### Problem statement:
Read through the entries below and return each line with the word "true".

Stored data:

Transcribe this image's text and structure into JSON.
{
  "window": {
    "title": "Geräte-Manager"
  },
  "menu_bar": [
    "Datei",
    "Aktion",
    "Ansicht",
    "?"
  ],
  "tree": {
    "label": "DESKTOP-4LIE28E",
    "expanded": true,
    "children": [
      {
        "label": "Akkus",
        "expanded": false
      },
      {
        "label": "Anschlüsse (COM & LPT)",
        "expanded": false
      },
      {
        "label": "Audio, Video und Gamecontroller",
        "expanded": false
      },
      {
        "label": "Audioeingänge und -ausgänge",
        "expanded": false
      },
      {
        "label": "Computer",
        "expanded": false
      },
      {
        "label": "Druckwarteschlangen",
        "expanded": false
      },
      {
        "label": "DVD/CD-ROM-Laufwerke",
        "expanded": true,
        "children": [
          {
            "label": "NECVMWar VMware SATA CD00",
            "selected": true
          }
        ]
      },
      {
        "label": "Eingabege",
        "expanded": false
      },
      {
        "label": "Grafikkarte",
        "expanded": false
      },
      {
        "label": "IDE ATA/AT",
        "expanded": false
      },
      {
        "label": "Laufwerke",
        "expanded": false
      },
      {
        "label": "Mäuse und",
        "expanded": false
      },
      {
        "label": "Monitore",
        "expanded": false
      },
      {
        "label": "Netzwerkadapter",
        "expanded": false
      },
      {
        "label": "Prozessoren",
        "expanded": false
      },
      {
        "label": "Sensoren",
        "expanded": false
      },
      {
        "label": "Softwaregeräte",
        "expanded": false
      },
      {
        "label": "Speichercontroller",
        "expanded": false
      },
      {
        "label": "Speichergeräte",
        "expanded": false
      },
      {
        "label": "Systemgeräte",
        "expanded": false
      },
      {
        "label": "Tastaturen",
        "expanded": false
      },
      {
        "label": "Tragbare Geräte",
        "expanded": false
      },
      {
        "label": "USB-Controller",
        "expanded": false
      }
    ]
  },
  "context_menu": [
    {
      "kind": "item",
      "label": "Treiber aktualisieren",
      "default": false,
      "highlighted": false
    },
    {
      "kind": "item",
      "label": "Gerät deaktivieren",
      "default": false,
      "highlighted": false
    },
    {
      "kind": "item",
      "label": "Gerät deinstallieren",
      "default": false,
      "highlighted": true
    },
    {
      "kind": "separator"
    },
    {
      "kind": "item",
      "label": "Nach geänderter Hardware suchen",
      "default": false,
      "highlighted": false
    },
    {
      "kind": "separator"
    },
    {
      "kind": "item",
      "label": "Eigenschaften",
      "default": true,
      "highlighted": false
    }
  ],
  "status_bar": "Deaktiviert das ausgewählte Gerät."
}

### Solution to this problem:
    "expanded": true,
        "expanded": true,
            "selected": true
      "highlighted": true
      "default": true,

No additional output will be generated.